## INSTRUCTIONS FOR THE TASK:
Quote the material exactly from the line that contains "Read all visible content and emit it as JSON." through its last line. Any pictures are to be left out.

## Data entries for graphics:
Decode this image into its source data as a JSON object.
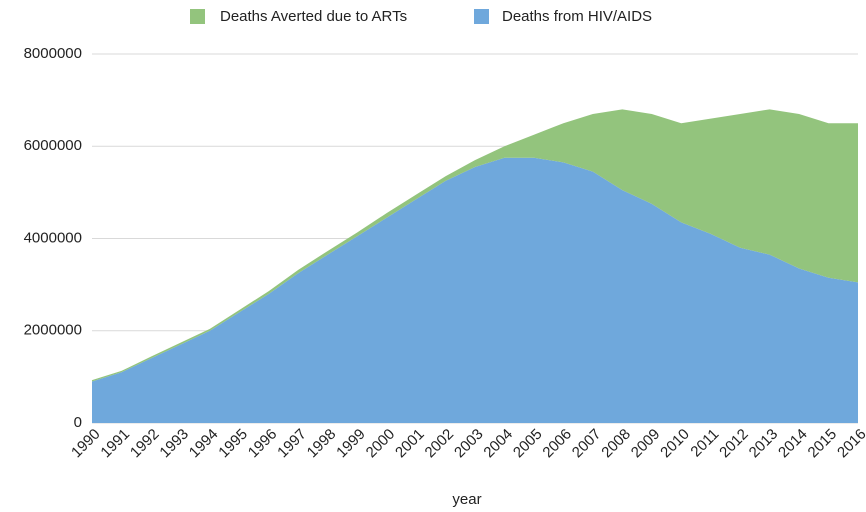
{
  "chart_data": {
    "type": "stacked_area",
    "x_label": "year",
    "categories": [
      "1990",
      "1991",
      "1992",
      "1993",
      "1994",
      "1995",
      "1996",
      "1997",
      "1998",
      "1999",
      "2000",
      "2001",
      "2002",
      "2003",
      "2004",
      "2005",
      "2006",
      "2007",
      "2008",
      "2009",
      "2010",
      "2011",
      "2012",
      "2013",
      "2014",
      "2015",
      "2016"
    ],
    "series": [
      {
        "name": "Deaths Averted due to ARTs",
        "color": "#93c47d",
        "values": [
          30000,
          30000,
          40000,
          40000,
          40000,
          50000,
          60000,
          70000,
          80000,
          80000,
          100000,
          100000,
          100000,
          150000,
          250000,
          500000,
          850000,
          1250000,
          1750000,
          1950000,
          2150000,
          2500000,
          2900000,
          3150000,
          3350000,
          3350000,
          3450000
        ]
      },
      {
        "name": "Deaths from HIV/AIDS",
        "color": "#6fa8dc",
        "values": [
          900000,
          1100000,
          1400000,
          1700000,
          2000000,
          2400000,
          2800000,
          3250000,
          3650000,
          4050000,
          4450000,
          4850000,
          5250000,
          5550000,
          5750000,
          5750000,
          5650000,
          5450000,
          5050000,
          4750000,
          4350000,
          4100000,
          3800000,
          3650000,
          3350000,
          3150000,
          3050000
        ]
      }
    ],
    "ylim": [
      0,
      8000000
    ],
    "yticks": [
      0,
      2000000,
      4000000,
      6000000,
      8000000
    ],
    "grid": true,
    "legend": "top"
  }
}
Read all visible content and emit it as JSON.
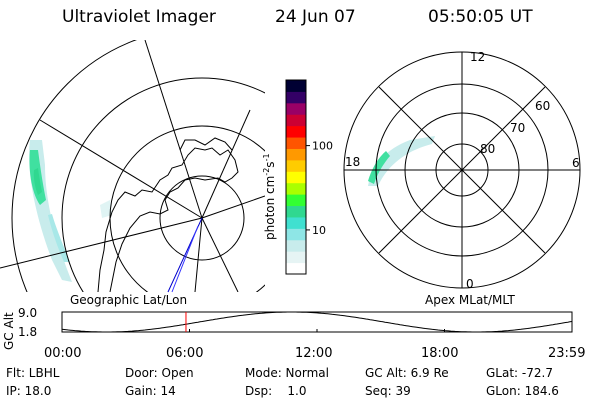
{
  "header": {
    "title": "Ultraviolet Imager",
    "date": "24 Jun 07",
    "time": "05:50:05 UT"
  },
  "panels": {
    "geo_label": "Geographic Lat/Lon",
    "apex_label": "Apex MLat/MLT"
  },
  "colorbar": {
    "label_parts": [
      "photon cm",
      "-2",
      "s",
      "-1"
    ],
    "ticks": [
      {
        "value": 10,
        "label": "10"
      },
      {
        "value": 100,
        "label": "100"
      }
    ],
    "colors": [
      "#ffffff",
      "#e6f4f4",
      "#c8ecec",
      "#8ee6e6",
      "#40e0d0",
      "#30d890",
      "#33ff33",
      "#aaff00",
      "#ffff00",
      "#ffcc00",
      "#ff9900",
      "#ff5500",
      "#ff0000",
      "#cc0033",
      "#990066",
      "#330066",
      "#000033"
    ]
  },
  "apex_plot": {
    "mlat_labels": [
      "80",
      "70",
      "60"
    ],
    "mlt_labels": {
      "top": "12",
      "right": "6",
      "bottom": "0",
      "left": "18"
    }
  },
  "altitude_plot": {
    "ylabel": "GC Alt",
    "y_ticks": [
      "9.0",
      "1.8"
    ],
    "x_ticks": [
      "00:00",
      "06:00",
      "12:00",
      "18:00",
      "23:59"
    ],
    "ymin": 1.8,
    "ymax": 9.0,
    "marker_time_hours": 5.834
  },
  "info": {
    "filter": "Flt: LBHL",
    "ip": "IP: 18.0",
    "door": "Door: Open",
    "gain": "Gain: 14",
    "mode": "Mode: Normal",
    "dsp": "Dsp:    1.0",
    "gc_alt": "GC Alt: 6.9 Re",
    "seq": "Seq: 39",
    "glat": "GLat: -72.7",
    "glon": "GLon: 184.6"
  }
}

## ANSWER TO THE EXERCISE:
Read all visible content and emit it as JSON.
{
  "header": {
    "title": "Ultraviolet Imager",
    "date": "24 Jun 07",
    "time": "05:50:05 UT"
  },
  "panels": {
    "geo_label": "Geographic Lat/Lon",
    "apex_label": "Apex MLat/MLT"
  },
  "colorbar": {
    "label_parts": [
      "photon cm",
      "-2",
      "s",
      "-1"
    ],
    "ticks": [
      {
        "value": 10,
        "label": "10"
      },
      {
        "value": 100,
        "label": "100"
      }
    ],
    "colors": [
      "#ffffff",
      "#e6f4f4",
      "#c8ecec",
      "#8ee6e6",
      "#40e0d0",
      "#30d890",
      "#33ff33",
      "#aaff00",
      "#ffff00",
      "#ffcc00",
      "#ff9900",
      "#ff5500",
      "#ff0000",
      "#cc0033",
      "#990066",
      "#330066",
      "#000033"
    ]
  },
  "apex_plot": {
    "mlat_labels": [
      "80",
      "70",
      "60"
    ],
    "mlt_labels": {
      "top": "12",
      "right": "6",
      "bottom": "0",
      "left": "18"
    }
  },
  "altitude_plot": {
    "ylabel": "GC Alt",
    "y_ticks": [
      "9.0",
      "1.8"
    ],
    "x_ticks": [
      "00:00",
      "06:00",
      "12:00",
      "18:00",
      "23:59"
    ],
    "ymin": 1.8,
    "ymax": 9.0,
    "marker_time_hours": 5.834
  },
  "info": {
    "filter": "Flt: LBHL",
    "ip": "IP: 18.0",
    "door": "Door: Open",
    "gain": "Gain: 14",
    "mode": "Mode: Normal",
    "dsp": "Dsp:    1.0",
    "gc_alt": "GC Alt: 6.9 Re",
    "seq": "Seq: 39",
    "glat": "GLat: -72.7",
    "glon": "GLon: 184.6"
  }
}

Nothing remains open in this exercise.